(EXERCISE OBJECTIVE): Say how many lines hold the string "defined", and nothing more.

[Data entries]
──────────

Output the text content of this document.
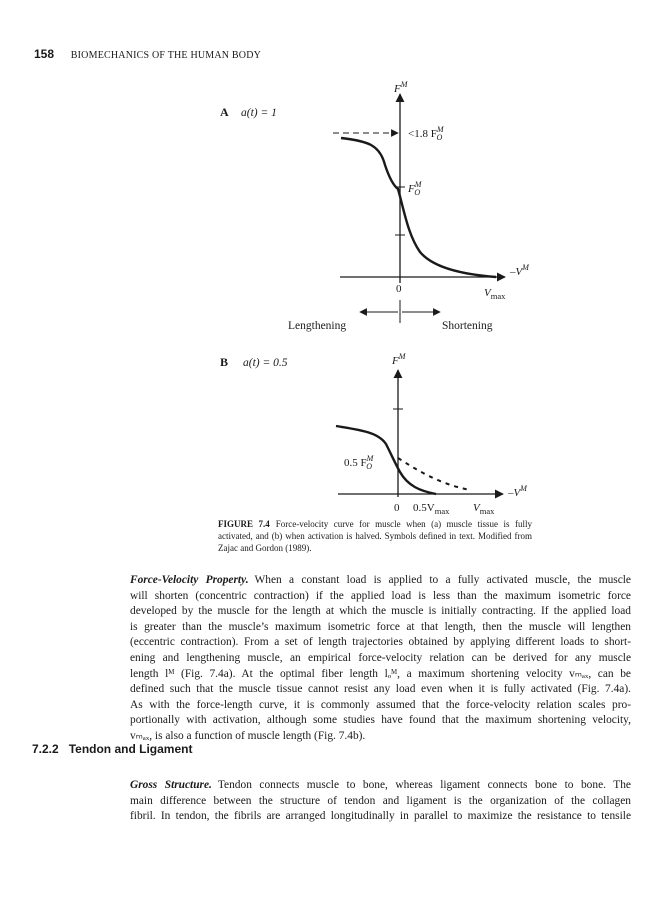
158 BIOMECHANICS OF THE HUMAN BODY
A a(t) = 1
$F^M$
$-V^M$
<1.8 $F^M$ O
$F^M$ O
0	$V_{max}$
Lengthening	Shortening
B a(t) = 0.5	$F^M$
$-V^M$
0.5 $F^M$ O
0 $0.5V_{max}$ $V_{max}$
FIGURE 7.4 Force-velocity curve for muscle when (a) muscle tissue is fully activated, and (b) when activation is halved. Symbols defined in text. Modified from Zajac and Gordon (1989).
Force-Velocity Property. When a constant load is applied to a fully activated muscle, the muscle
will shorten (concentric contraction) if the applied load is less than the maximum isometric force
developed by the muscle for the length at which the muscle is initially contracting. If the applied load
is greater than the muscle’s maximum isometric force at that length, then the muscle will lengthen
(eccentric contraction). From a set of length trajectories obtained by applying different loads to short-
ening and lengthening muscle, an empirical force-velocity relation can be derived for any muscle
length lᴹ (Fig. 7.4a). At the optimal fiber length lₒᴹ, a maximum shortening velocity vₘₐₓ, can be
defined such that the muscle tissue cannot resist any load even when it is fully activated (Fig. 7.4a).
As with the force-length curve, it is commonly assumed that the force-velocity relation scales pro-
portionally with activation, although some studies have found that the maximum shortening velocity,
vₘₐₓ, is also a function of muscle length (Fig. 7.4b).
7.2.2 Tendon and Ligament
Gross Structure. Tendon connects muscle to bone, whereas ligament connects bone to bone. The
main difference between the structure of tendon and ligament is the organization of the collagen
fibril. In tendon, the fibrils are arranged longitudinally in parallel to maximize the resistance to tensile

──────────

(EXERCISE SOLUTION): 2